>>>

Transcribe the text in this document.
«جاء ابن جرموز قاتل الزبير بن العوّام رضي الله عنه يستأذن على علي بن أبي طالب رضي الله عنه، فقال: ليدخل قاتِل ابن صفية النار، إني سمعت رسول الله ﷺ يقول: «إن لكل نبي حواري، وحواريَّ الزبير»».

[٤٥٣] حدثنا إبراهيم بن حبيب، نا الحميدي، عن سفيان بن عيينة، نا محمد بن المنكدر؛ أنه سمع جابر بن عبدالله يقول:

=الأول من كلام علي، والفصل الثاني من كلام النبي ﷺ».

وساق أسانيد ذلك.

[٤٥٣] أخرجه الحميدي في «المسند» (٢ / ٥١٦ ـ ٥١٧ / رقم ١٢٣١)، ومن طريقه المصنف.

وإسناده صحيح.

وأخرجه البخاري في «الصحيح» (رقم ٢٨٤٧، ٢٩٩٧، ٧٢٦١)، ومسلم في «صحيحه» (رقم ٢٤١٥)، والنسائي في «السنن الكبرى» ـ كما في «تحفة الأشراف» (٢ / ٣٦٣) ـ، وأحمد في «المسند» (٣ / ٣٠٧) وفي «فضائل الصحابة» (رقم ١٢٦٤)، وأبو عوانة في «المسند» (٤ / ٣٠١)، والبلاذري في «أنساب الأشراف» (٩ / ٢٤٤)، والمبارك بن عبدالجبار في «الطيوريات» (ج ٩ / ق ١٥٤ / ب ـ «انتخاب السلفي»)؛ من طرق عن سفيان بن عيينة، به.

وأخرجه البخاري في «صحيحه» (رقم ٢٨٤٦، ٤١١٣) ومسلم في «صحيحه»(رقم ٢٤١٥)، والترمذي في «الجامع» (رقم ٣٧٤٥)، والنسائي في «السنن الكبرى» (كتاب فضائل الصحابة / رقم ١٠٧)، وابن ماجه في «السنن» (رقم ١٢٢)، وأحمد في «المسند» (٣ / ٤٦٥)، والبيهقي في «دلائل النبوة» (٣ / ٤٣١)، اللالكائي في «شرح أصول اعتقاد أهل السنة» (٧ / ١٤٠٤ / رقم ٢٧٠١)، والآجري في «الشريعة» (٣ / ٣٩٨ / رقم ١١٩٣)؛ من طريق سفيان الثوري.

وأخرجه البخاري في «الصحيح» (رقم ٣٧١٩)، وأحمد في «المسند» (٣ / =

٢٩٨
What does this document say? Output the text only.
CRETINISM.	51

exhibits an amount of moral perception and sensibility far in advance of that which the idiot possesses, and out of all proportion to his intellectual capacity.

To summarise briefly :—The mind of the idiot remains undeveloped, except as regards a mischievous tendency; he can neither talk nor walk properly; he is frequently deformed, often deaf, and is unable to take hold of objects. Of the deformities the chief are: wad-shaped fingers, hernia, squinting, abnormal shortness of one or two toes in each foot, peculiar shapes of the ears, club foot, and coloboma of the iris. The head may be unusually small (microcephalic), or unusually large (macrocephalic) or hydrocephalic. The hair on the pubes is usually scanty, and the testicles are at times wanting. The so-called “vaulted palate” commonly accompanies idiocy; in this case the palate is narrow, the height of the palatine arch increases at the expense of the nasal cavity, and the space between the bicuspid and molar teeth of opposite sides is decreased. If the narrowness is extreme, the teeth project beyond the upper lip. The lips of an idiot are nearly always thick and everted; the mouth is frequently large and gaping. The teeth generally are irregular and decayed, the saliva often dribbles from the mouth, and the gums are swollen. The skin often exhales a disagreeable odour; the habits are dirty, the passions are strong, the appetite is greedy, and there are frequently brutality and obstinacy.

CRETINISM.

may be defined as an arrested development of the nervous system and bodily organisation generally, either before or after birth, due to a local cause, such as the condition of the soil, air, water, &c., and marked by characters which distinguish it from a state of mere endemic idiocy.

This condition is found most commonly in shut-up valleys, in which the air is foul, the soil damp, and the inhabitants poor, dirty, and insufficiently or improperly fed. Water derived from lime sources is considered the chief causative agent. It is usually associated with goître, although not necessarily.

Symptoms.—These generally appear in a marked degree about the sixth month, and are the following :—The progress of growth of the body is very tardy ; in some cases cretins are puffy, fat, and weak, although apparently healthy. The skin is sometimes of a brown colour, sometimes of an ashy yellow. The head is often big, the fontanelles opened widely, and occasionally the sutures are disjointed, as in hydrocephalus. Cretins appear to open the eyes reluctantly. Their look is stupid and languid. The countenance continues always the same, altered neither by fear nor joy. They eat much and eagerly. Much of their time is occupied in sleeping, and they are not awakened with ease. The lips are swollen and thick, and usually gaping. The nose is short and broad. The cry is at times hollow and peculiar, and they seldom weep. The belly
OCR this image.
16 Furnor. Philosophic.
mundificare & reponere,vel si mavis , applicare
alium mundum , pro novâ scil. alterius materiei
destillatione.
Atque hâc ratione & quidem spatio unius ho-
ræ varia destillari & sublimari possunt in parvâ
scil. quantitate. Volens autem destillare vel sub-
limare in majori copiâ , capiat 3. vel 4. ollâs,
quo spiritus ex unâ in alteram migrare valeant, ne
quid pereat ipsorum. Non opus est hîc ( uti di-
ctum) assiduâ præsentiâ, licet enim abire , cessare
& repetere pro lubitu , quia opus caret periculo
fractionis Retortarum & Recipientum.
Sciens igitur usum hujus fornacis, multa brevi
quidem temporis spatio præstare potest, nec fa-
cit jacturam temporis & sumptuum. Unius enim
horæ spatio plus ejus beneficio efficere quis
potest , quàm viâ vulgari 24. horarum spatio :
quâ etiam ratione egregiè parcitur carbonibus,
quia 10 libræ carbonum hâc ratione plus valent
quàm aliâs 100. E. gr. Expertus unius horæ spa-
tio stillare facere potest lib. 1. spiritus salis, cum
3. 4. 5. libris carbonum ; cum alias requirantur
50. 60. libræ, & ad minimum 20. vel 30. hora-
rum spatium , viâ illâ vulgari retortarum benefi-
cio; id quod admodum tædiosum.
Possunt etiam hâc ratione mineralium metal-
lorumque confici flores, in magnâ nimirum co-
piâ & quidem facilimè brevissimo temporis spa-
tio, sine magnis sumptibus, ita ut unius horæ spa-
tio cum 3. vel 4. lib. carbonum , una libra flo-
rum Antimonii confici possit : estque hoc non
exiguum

<<<

▶ _WHAT THE TASK ASKS_: Find all lines where the word "quidem" appears. Copy them.

▶ _THE OUTPUT_:
Atque hâc ratione & quidem spatio unius ho-
quidem temporis spatio præstare potest, nec fa-
piâ & quidem facilimè brevissimo temporis spa-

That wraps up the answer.